[START OF RECORDS FOR THIS EXERCISE]

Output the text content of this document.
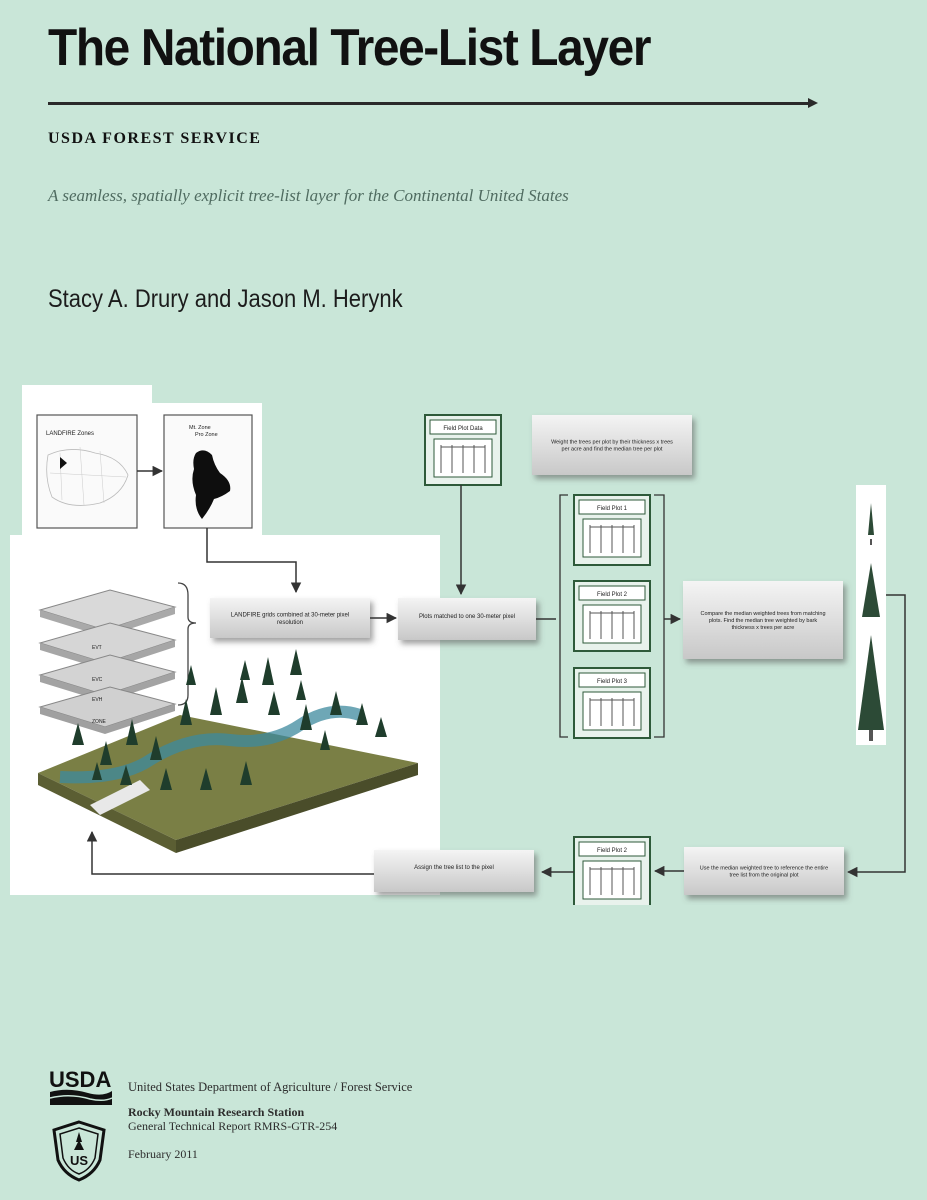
The National Tree-List Layer
USDA FOREST SERVICE
A seamless, spatially explicit tree-list layer for the Continental United States
Stacy A. Drury and Jason M. Herynk
LANDFIRE Zones
Mt. Zone
Pro Zone
EVT
EVC
EVH
ZONE
LANDFIRE grids combined at 30-meter pixel resolution
Plots matched to one 30-meter pixel
Field Plot Data
Weight the trees per plot by their thickness x trees per acre and find the median tree per plot
Field Plot 1
Field Plot 2
Field Plot 3
Compare the median weighted trees from matching plots. Find the median tree weighted by bark thickness x trees per acre
Use the median weighted tree to reference the entire tree list from the original plot
Field Plot 2
Assign the tree list to the pixel
USDA
US
United States Department of Agriculture / Forest Service
Rocky Mountain Research Station
General Technical Report RMRS-GTR-254
February 2011
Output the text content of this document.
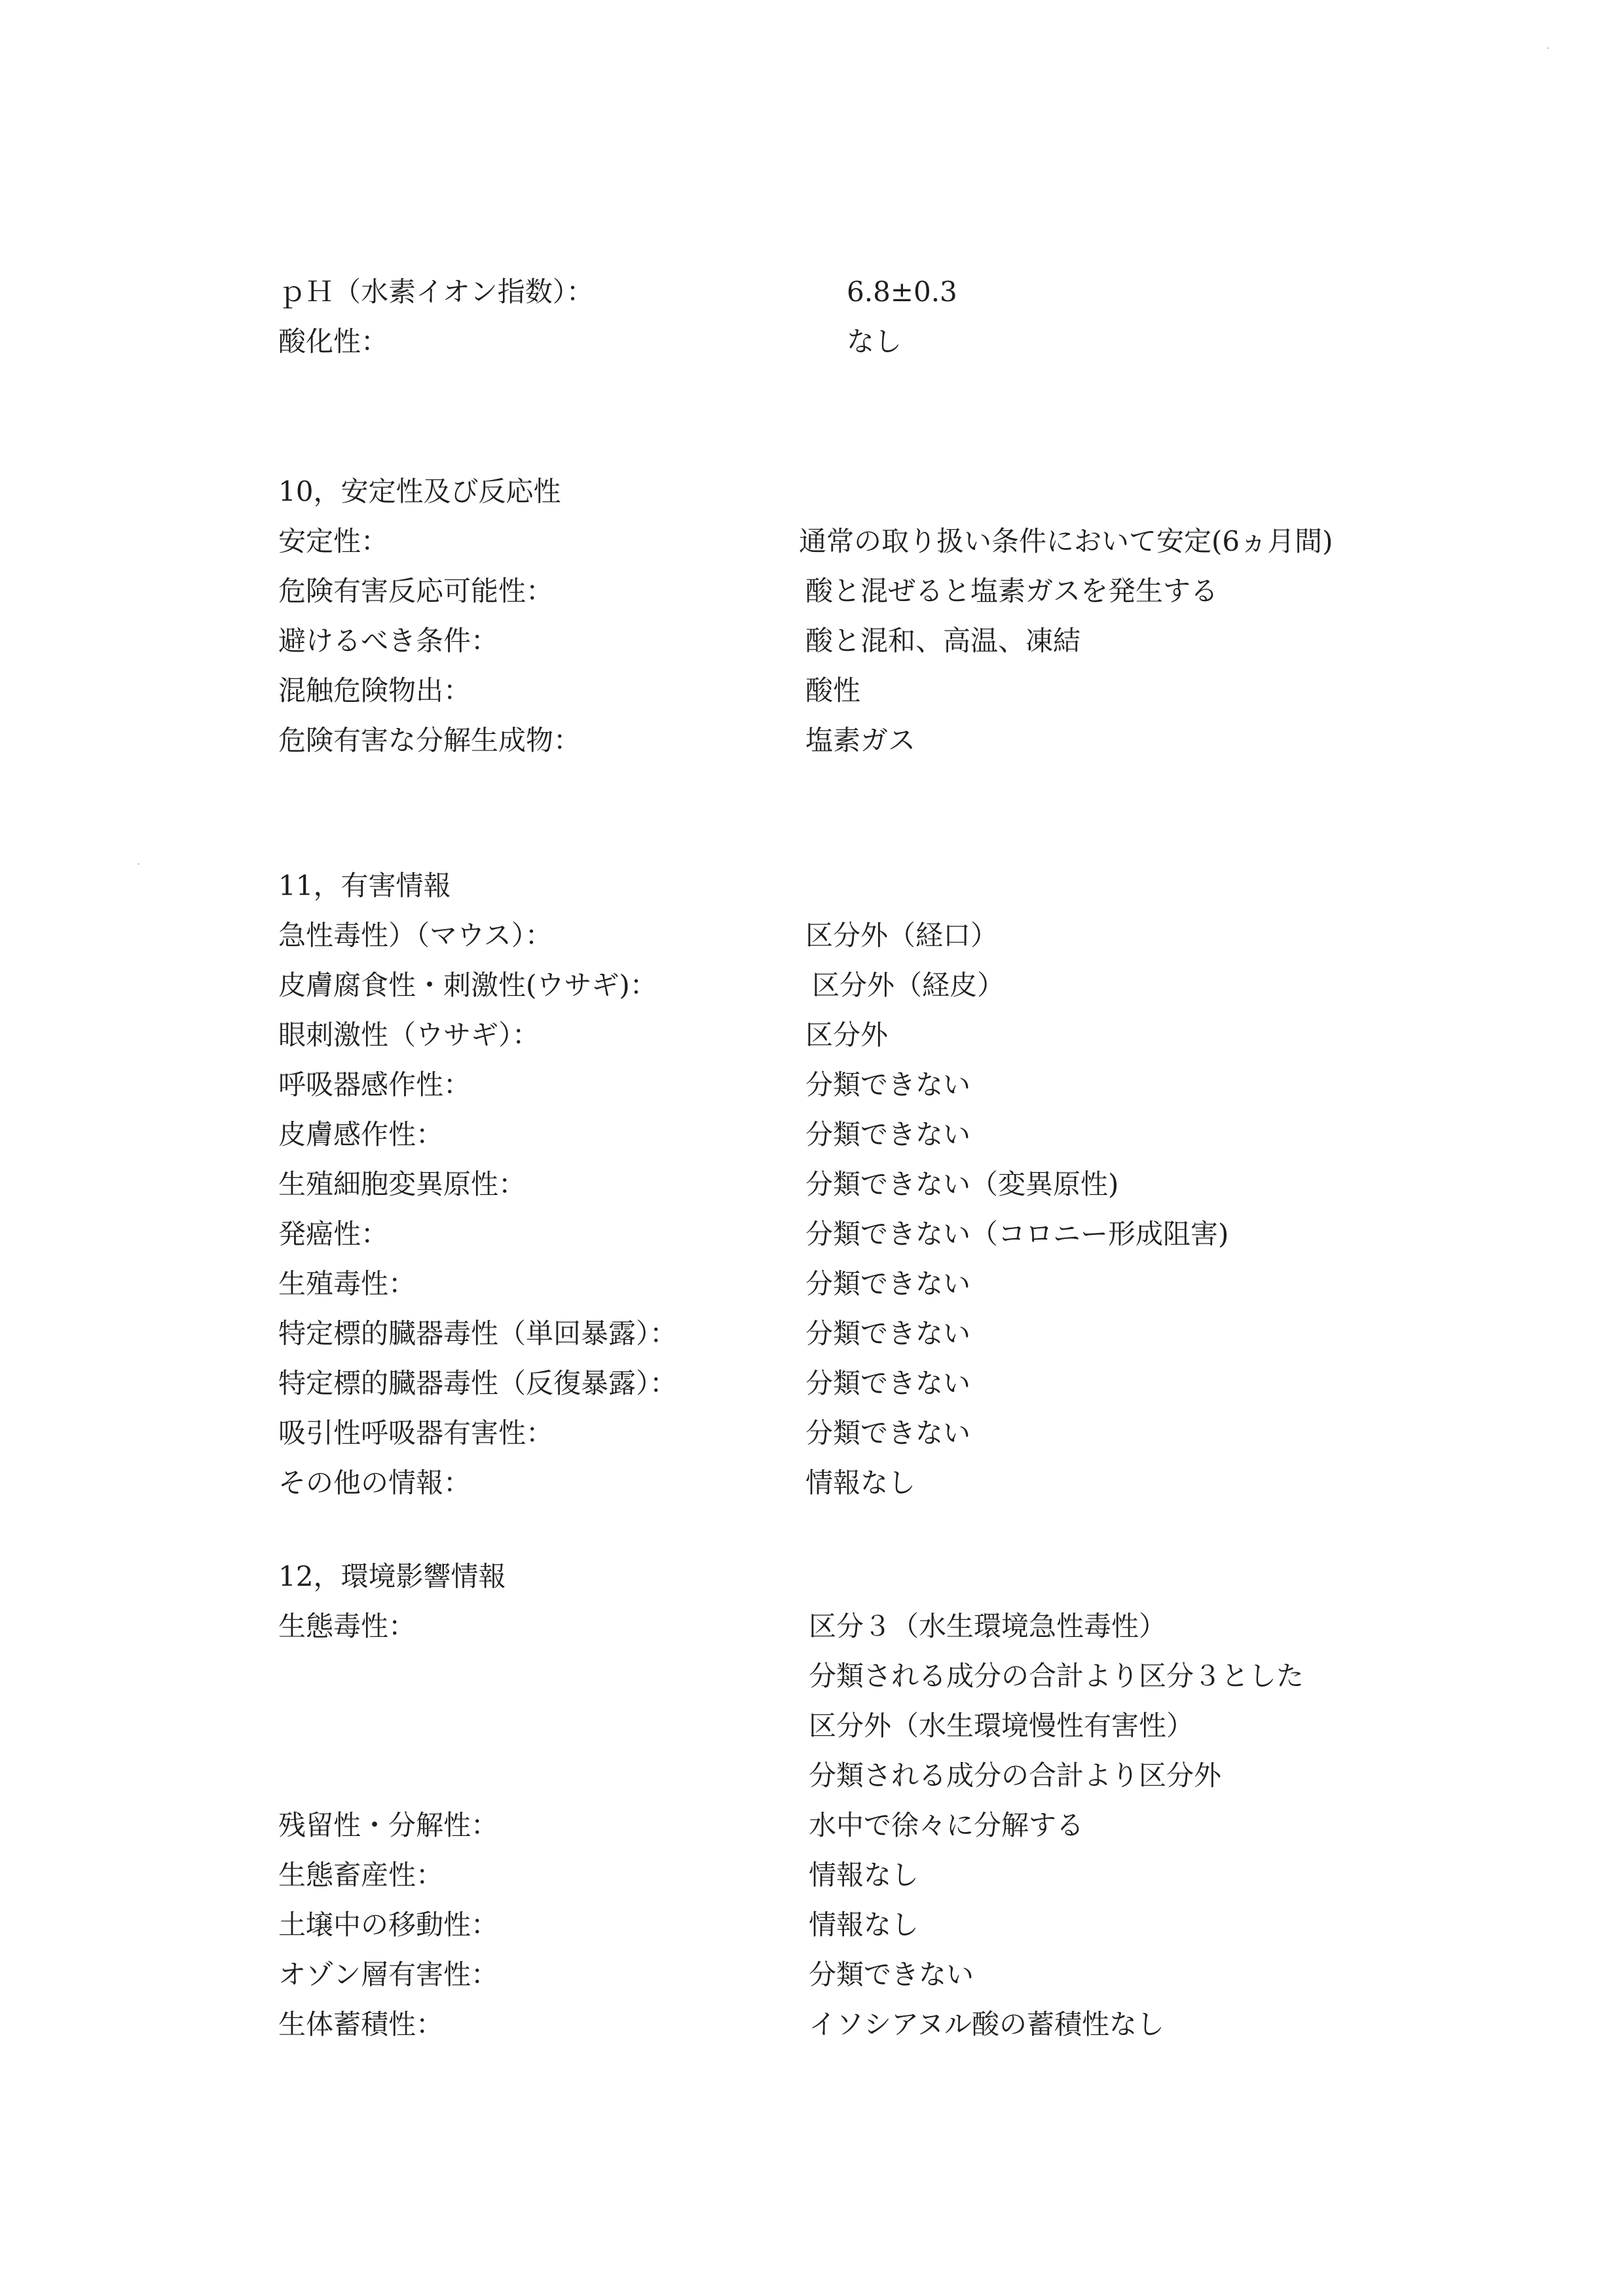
ｐＨ（水素イオン指数）：	6.8±0.3
酸化性：	なし
10，安定性及び反応性
安定性：	通常の取り扱い条件において安定(6ヵ月間)
危険有害反応可能性：	酸と混ぜると塩素ガスを発生する
避けるべき条件：	酸と混和、高温、凍結
混触危険物出：	酸性
危険有害な分解生成物：	塩素ガス
11，有害情報
急性毒性）（マウス）：	区分外（経口）
皮膚腐食性・刺激性(ウサギ)：	区分外（経皮）
眼刺激性（ウサギ）：	区分外
呼吸器感作性：	分類できない
皮膚感作性：	分類できない
生殖細胞変異原性：	分類できない（変異原性)
発癌性：	分類できない（コロニー形成阻害)
生殖毒性：	分類できない
特定標的臓器毒性（単回暴露）：	分類できない
特定標的臓器毒性（反復暴露）：	分類できない
吸引性呼吸器有害性：	分類できない
その他の情報：	情報なし
12，環境影響情報
生態毒性：	区分３（水生環境急性毒性）
分類される成分の合計より区分３とした
区分外（水生環境慢性有害性）
分類される成分の合計より区分外
残留性・分解性：	水中で徐々に分解する
生態畜産性：	情報なし
土壌中の移動性：	情報なし
オゾン層有害性：	分類できない
生体蓄積性：	イソシアヌル酸の蓄積性なし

[END OF RECORDS FOR THIS EXERCISE]

Repeat the material above verbatim, with no pictures in the output.

WRITTEN RESPONSE:
Output the text content of this document.
The National Tree-List Layer
USDA FOREST SERVICE
A seamless, spatially explicit tree-list layer for the Continental United States
Stacy A. Drury and Jason M. Herynk
LANDFIRE Zones
Mt. Zone
Pro Zone
EVT
EVC
EVH
ZONE
LANDFIRE grids combined at 30-meter pixel resolution
Plots matched to one 30-meter pixel
Field Plot Data
Weight the trees per plot by their thickness x trees per acre and find the median tree per plot
Field Plot 1
Field Plot 2
Field Plot 3
Compare the median weighted trees from matching plots. Find the median tree weighted by bark thickness x trees per acre
Use the median weighted tree to reference the entire tree list from the original plot
Field Plot 2
Assign the tree list to the pixel
USDA
US
United States Department of Agriculture / Forest Service
Rocky Mountain Research Station
General Technical Report RMRS-GTR-254
February 2011
Output the text content of this document.
ｐＨ（水素イオン指数）：	6.8±0.3
酸化性：	なし
10，安定性及び反応性
安定性：	通常の取り扱い条件において安定(6ヵ月間)
危険有害反応可能性：	酸と混ぜると塩素ガスを発生する
避けるべき条件：	酸と混和、高温、凍結
混触危険物出：	酸性
危険有害な分解生成物：	塩素ガス
11，有害情報
急性毒性）（マウス）：	区分外（経口）
皮膚腐食性・刺激性(ウサギ)：	区分外（経皮）
眼刺激性（ウサギ）：	区分外
呼吸器感作性：	分類できない
皮膚感作性：	分類できない
生殖細胞変異原性：	分類できない（変異原性)
発癌性：	分類できない（コロニー形成阻害)
生殖毒性：	分類できない
特定標的臓器毒性（単回暴露）：	分類できない
特定標的臓器毒性（反復暴露）：	分類できない
吸引性呼吸器有害性：	分類できない
その他の情報：	情報なし
12，環境影響情報
生態毒性：	区分３（水生環境急性毒性）
分類される成分の合計より区分３とした
区分外（水生環境慢性有害性）
分類される成分の合計より区分外
残留性・分解性：	水中で徐々に分解する
生態畜産性：	情報なし
土壌中の移動性：	情報なし
オゾン層有害性：	分類できない
生体蓄積性：	イソシアヌル酸の蓄積性なし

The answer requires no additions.